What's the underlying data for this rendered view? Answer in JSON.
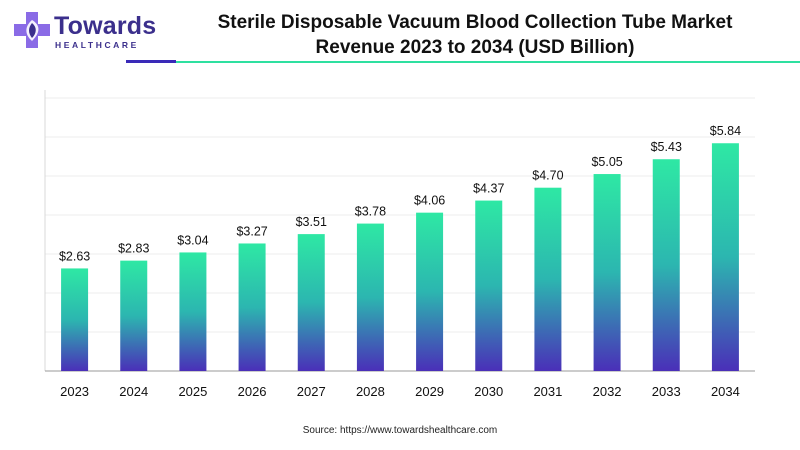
{
  "logo": {
    "name": "Towards",
    "subtitle": "HEALTHCARE",
    "colors": {
      "primary": "#3b2f8c",
      "accent": "#8a6be6"
    }
  },
  "header": {
    "title_line1": "Sterile Disposable Vacuum Blood Collection Tube Market",
    "title_line2": "Revenue 2023 to 2034 (USD Billion)"
  },
  "source": "Source: https://www.towardshealthcare.com",
  "chart_data": {
    "type": "bar",
    "title": "Sterile Disposable Vacuum Blood Collection Tube Market Revenue 2023 to 2034 (USD Billion)",
    "categories": [
      "2023",
      "2024",
      "2025",
      "2026",
      "2027",
      "2028",
      "2029",
      "2030",
      "2031",
      "2032",
      "2033",
      "2034"
    ],
    "values": [
      2.63,
      2.83,
      3.04,
      3.27,
      3.51,
      3.78,
      4.06,
      4.37,
      4.7,
      5.05,
      5.43,
      5.84
    ],
    "value_labels": [
      "$2.63",
      "$2.83",
      "$3.04",
      "$3.27",
      "$3.51",
      "$3.78",
      "$4.06",
      "$4.37",
      "$4.70",
      "$5.05",
      "$5.43",
      "$5.84"
    ],
    "ylim": [
      0,
      7
    ],
    "grid": true,
    "bar_gradient": {
      "top": "#2ee8a4",
      "bottom": "#4a2fb8"
    }
  }
}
#####
§ **INSTRUCTIONS FOR THE TASK**:
Quote the material exactly. Pictures stay out.

§ **CORRECT OUTPUT**:
What's the underlying data for this rendered view? Answer in JSON.
{
  "logo": {
    "name": "Towards",
    "subtitle": "HEALTHCARE",
    "colors": {
      "primary": "#3b2f8c",
      "accent": "#8a6be6"
    }
  },
  "header": {
    "title_line1": "Sterile Disposable Vacuum Blood Collection Tube Market",
    "title_line2": "Revenue 2023 to 2034 (USD Billion)"
  },
  "source": "Source: https://www.towardshealthcare.com",
  "chart_data": {
    "type": "bar",
    "title": "Sterile Disposable Vacuum Blood Collection Tube Market Revenue 2023 to 2034 (USD Billion)",
    "categories": [
      "2023",
      "2024",
      "2025",
      "2026",
      "2027",
      "2028",
      "2029",
      "2030",
      "2031",
      "2032",
      "2033",
      "2034"
    ],
    "values": [
      2.63,
      2.83,
      3.04,
      3.27,
      3.51,
      3.78,
      4.06,
      4.37,
      4.7,
      5.05,
      5.43,
      5.84
    ],
    "value_labels": [
      "$2.63",
      "$2.83",
      "$3.04",
      "$3.27",
      "$3.51",
      "$3.78",
      "$4.06",
      "$4.37",
      "$4.70",
      "$5.05",
      "$5.43",
      "$5.84"
    ],
    "ylim": [
      0,
      7
    ],
    "grid": true,
    "bar_gradient": {
      "top": "#2ee8a4",
      "bottom": "#4a2fb8"
    }
  }
}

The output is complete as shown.